● EXTRACTED RECORDS
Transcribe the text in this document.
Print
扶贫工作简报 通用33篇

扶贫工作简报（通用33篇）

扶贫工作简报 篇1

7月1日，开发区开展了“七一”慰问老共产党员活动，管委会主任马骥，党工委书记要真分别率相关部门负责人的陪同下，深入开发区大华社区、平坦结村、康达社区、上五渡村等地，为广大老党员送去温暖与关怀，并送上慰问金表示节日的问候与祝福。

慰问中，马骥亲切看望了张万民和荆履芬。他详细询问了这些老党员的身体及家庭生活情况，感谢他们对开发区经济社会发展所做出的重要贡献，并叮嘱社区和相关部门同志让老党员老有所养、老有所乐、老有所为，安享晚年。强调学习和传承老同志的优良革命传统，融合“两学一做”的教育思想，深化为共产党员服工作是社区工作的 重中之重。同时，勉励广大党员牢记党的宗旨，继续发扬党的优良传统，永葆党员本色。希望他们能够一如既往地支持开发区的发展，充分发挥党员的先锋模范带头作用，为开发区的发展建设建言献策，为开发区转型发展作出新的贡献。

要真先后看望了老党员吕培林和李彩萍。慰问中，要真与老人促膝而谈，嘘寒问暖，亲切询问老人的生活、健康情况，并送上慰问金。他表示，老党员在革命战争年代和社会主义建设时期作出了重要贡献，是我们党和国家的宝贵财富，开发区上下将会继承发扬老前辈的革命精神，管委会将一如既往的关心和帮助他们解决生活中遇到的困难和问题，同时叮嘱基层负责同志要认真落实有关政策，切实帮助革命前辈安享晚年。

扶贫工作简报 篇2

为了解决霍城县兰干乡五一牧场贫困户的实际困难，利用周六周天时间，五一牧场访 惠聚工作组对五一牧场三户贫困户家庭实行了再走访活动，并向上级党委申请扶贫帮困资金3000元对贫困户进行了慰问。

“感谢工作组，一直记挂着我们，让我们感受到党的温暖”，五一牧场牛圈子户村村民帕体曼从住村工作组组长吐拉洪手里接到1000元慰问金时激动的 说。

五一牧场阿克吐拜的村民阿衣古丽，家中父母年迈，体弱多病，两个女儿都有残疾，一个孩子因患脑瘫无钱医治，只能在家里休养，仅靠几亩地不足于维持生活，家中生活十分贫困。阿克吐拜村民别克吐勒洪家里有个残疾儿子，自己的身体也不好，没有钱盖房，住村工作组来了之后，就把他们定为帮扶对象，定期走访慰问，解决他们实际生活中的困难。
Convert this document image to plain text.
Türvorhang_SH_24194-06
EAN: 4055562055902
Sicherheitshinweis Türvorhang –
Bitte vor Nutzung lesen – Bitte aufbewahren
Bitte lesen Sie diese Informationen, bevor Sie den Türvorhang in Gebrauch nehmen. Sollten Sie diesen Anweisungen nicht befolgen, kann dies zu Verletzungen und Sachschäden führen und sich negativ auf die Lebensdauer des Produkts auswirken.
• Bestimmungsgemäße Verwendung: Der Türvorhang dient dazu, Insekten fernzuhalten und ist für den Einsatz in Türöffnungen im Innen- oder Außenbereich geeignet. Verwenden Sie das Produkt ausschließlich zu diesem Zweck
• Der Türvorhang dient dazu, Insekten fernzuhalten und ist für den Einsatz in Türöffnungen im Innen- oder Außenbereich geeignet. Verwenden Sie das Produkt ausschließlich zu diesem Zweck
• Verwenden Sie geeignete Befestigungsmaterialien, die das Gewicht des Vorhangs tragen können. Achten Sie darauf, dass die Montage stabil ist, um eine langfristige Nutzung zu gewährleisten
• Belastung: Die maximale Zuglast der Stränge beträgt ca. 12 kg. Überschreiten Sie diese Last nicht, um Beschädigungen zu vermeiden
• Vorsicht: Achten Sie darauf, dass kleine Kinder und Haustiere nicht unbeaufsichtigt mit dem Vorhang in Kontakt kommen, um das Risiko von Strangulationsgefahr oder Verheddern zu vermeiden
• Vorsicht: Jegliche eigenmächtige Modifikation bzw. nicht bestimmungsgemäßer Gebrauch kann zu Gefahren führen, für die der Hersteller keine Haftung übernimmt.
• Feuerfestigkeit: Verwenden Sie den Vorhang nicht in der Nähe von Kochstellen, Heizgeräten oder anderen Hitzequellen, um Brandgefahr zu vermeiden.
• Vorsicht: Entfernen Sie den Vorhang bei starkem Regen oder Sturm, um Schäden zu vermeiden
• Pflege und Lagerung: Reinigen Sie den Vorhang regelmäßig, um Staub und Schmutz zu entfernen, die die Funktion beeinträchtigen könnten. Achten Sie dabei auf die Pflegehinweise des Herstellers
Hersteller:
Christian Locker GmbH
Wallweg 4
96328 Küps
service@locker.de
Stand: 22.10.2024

● THE REQUEST
Print the listing above in full, exactly as it is.

● RESULT OF THE EXERCISE
Transcribe the text in this document.
Print
扶贫工作简报 通用33篇

扶贫工作简报（通用33篇）

扶贫工作简报 篇1

7月1日，开发区开展了“七一”慰问老共产党员活动，管委会主任马骥，党工委书记要真分别率相关部门负责人的陪同下，深入开发区大华社区、平坦结村、康达社区、上五渡村等地，为广大老党员送去温暖与关怀，并送上慰问金表示节日的问候与祝福。

慰问中，马骥亲切看望了张万民和荆履芬。他详细询问了这些老党员的身体及家庭生活情况，感谢他们对开发区经济社会发展所做出的重要贡献，并叮嘱社区和相关部门同志让老党员老有所养、老有所乐、老有所为，安享晚年。强调学习和传承老同志的优良革命传统，融合“两学一做”的教育思想，深化为共产党员服工作是社区工作的 重中之重。同时，勉励广大党员牢记党的宗旨，继续发扬党的优良传统，永葆党员本色。希望他们能够一如既往地支持开发区的发展，充分发挥党员的先锋模范带头作用，为开发区的发展建设建言献策，为开发区转型发展作出新的贡献。

要真先后看望了老党员吕培林和李彩萍。慰问中，要真与老人促膝而谈，嘘寒问暖，亲切询问老人的生活、健康情况，并送上慰问金。他表示，老党员在革命战争年代和社会主义建设时期作出了重要贡献，是我们党和国家的宝贵财富，开发区上下将会继承发扬老前辈的革命精神，管委会将一如既往的关心和帮助他们解决生活中遇到的困难和问题，同时叮嘱基层负责同志要认真落实有关政策，切实帮助革命前辈安享晚年。

扶贫工作简报 篇2

为了解决霍城县兰干乡五一牧场贫困户的实际困难，利用周六周天时间，五一牧场访 惠聚工作组对五一牧场三户贫困户家庭实行了再走访活动，并向上级党委申请扶贫帮困资金3000元对贫困户进行了慰问。

“感谢工作组，一直记挂着我们，让我们感受到党的温暖”，五一牧场牛圈子户村村民帕体曼从住村工作组组长吐拉洪手里接到1000元慰问金时激动的 说。

五一牧场阿克吐拜的村民阿衣古丽，家中父母年迈，体弱多病，两个女儿都有残疾，一个孩子因患脑瘫无钱医治，只能在家里休养，仅靠几亩地不足于维持生活，家中生活十分贫困。阿克吐拜村民别克吐勒洪家里有个残疾儿子，自己的身体也不好，没有钱盖房，住村工作组来了之后，就把他们定为帮扶对象，定期走访慰问，解决他们实际生活中的困难。
Convert this document image to plain text.
Türvorhang_SH_24194-06
EAN: 4055562055902
Sicherheitshinweis Türvorhang –
Bitte vor Nutzung lesen – Bitte aufbewahren
Bitte lesen Sie diese Informationen, bevor Sie den Türvorhang in Gebrauch nehmen. Sollten Sie diesen Anweisungen nicht befolgen, kann dies zu Verletzungen und Sachschäden führen und sich negativ auf die Lebensdauer des Produkts auswirken.
• Bestimmungsgemäße Verwendung: Der Türvorhang dient dazu, Insekten fernzuhalten und ist für den Einsatz in Türöffnungen im Innen- oder Außenbereich geeignet. Verwenden Sie das Produkt ausschließlich zu diesem Zweck
• Der Türvorhang dient dazu, Insekten fernzuhalten und ist für den Einsatz in Türöffnungen im Innen- oder Außenbereich geeignet. Verwenden Sie das Produkt ausschließlich zu diesem Zweck
• Verwenden Sie geeignete Befestigungsmaterialien, die das Gewicht des Vorhangs tragen können. Achten Sie darauf, dass die Montage stabil ist, um eine langfristige Nutzung zu gewährleisten
• Belastung: Die maximale Zuglast der Stränge beträgt ca. 12 kg. Überschreiten Sie diese Last nicht, um Beschädigungen zu vermeiden
• Vorsicht: Achten Sie darauf, dass kleine Kinder und Haustiere nicht unbeaufsichtigt mit dem Vorhang in Kontakt kommen, um das Risiko von Strangulationsgefahr oder Verheddern zu vermeiden
• Vorsicht: Jegliche eigenmächtige Modifikation bzw. nicht bestimmungsgemäßer Gebrauch kann zu Gefahren führen, für die der Hersteller keine Haftung übernimmt.
• Feuerfestigkeit: Verwenden Sie den Vorhang nicht in der Nähe von Kochstellen, Heizgeräten oder anderen Hitzequellen, um Brandgefahr zu vermeiden.
• Vorsicht: Entfernen Sie den Vorhang bei starkem Regen oder Sturm, um Schäden zu vermeiden
• Pflege und Lagerung: Reinigen Sie den Vorhang regelmäßig, um Staub und Schmutz zu entfernen, die die Funktion beeinträchtigen könnten. Achten Sie dabei auf die Pflegehinweise des Herstellers
Hersteller:
Christian Locker GmbH
Wallweg 4
96328 Küps
service@locker.de
Stand: 22.10.2024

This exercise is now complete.